■ Exercise prompt:
Find each line containing the string "record" and return it.

※

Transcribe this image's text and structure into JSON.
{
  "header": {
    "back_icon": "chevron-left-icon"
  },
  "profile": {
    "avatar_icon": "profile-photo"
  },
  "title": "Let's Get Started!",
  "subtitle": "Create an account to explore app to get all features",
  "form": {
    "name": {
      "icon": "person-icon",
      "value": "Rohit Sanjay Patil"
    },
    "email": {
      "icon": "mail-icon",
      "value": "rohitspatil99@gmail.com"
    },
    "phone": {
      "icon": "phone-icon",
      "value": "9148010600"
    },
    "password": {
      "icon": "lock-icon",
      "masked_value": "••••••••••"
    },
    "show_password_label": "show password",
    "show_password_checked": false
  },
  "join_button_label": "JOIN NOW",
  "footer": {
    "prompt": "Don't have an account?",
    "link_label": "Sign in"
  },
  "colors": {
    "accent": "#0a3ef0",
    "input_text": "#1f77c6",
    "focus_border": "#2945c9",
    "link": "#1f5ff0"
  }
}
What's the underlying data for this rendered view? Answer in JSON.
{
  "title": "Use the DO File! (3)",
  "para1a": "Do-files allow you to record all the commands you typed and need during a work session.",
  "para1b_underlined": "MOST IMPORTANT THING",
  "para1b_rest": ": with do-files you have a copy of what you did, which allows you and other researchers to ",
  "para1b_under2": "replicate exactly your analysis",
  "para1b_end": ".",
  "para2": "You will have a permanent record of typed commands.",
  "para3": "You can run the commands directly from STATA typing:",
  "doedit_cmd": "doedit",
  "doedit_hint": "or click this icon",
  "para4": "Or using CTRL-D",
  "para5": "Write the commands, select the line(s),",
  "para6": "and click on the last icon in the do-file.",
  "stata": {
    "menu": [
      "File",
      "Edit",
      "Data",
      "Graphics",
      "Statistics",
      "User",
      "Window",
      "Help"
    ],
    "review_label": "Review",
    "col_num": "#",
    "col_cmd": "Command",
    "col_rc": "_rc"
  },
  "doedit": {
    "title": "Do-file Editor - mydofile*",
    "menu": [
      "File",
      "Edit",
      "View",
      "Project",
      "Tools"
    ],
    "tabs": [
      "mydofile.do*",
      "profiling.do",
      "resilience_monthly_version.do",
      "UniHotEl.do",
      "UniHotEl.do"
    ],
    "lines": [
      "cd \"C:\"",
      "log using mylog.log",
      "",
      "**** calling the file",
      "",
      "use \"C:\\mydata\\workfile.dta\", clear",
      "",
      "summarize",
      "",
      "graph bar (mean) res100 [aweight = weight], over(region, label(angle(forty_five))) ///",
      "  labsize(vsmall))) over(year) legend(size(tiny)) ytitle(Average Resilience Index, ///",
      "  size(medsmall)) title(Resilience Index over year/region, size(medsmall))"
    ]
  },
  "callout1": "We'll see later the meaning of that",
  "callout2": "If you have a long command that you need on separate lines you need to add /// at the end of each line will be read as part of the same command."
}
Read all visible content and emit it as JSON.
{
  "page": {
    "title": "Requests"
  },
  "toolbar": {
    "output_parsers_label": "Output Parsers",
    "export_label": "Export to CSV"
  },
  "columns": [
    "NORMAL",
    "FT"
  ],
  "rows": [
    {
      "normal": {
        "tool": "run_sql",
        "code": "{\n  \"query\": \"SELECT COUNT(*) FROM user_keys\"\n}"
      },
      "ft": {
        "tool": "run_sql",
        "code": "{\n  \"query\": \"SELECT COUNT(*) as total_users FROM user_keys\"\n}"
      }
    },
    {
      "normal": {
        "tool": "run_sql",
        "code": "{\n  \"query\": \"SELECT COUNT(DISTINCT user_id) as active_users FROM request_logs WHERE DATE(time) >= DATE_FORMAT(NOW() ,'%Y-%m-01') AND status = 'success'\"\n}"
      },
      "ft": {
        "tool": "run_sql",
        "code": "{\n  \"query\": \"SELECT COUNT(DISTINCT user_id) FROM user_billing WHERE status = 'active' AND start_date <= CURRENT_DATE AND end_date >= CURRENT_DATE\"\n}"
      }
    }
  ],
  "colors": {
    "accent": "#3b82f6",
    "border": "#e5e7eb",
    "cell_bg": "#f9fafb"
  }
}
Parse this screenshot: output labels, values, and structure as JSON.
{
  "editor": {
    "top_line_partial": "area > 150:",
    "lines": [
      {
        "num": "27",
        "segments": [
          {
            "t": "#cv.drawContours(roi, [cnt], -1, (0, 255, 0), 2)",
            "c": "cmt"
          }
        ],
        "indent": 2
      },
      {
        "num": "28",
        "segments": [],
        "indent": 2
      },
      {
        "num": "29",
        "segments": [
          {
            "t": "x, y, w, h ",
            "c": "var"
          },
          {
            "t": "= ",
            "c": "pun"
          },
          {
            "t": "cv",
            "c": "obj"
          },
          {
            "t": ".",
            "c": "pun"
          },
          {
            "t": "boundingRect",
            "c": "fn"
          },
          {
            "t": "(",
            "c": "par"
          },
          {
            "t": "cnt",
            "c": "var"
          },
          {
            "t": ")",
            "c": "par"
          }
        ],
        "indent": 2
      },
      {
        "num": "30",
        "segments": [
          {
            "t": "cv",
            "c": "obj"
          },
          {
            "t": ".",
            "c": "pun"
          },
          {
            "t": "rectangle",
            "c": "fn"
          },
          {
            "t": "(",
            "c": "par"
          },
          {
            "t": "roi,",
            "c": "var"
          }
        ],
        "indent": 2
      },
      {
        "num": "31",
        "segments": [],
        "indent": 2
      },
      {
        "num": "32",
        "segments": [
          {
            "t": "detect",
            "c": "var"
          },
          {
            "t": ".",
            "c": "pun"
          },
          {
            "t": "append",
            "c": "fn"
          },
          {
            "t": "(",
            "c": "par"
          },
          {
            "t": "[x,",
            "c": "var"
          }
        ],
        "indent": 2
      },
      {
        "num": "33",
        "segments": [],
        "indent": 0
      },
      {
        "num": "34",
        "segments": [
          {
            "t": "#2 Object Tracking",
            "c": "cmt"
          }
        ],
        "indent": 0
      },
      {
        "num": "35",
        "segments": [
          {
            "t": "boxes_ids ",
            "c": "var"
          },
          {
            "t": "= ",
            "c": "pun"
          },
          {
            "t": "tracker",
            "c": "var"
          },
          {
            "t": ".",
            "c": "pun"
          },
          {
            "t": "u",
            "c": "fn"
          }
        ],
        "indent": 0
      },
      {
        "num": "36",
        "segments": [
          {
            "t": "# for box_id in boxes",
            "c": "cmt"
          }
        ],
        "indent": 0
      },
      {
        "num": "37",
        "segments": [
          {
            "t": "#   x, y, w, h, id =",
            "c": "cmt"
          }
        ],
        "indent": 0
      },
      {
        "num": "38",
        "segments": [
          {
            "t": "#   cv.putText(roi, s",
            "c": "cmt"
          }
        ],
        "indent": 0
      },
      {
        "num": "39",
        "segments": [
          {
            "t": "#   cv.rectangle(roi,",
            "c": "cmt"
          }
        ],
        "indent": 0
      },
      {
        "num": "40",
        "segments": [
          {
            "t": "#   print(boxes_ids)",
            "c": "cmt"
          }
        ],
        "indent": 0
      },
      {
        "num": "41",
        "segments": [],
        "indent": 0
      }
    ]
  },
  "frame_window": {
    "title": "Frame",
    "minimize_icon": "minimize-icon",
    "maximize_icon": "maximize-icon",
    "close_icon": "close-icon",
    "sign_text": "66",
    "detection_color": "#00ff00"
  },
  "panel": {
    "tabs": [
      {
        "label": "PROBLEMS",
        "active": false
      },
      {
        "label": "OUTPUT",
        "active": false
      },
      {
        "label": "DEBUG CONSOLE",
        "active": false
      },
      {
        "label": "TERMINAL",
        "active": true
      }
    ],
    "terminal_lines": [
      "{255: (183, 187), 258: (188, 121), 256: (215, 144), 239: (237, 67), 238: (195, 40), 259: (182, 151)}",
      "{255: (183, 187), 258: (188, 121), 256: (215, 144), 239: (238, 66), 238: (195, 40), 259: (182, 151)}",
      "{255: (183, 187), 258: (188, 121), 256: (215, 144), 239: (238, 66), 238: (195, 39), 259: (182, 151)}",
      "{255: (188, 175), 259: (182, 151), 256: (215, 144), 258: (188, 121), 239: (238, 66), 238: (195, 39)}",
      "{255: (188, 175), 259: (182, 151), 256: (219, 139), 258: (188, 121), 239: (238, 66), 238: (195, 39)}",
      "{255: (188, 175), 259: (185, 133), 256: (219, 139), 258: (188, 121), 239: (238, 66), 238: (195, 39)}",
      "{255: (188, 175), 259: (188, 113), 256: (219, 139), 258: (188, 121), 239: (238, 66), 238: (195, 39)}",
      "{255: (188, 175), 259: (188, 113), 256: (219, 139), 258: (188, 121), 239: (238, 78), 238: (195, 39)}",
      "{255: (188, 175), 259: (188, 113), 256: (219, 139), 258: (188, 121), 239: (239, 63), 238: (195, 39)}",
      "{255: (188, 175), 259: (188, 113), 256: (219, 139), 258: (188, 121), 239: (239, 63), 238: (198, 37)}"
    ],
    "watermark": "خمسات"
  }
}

※

■ Exercise answer:
  "para1a": "Do-files allow you to record all the commands you typed and need during a work session.",
  "para2": "You will have a permanent record of typed commands.",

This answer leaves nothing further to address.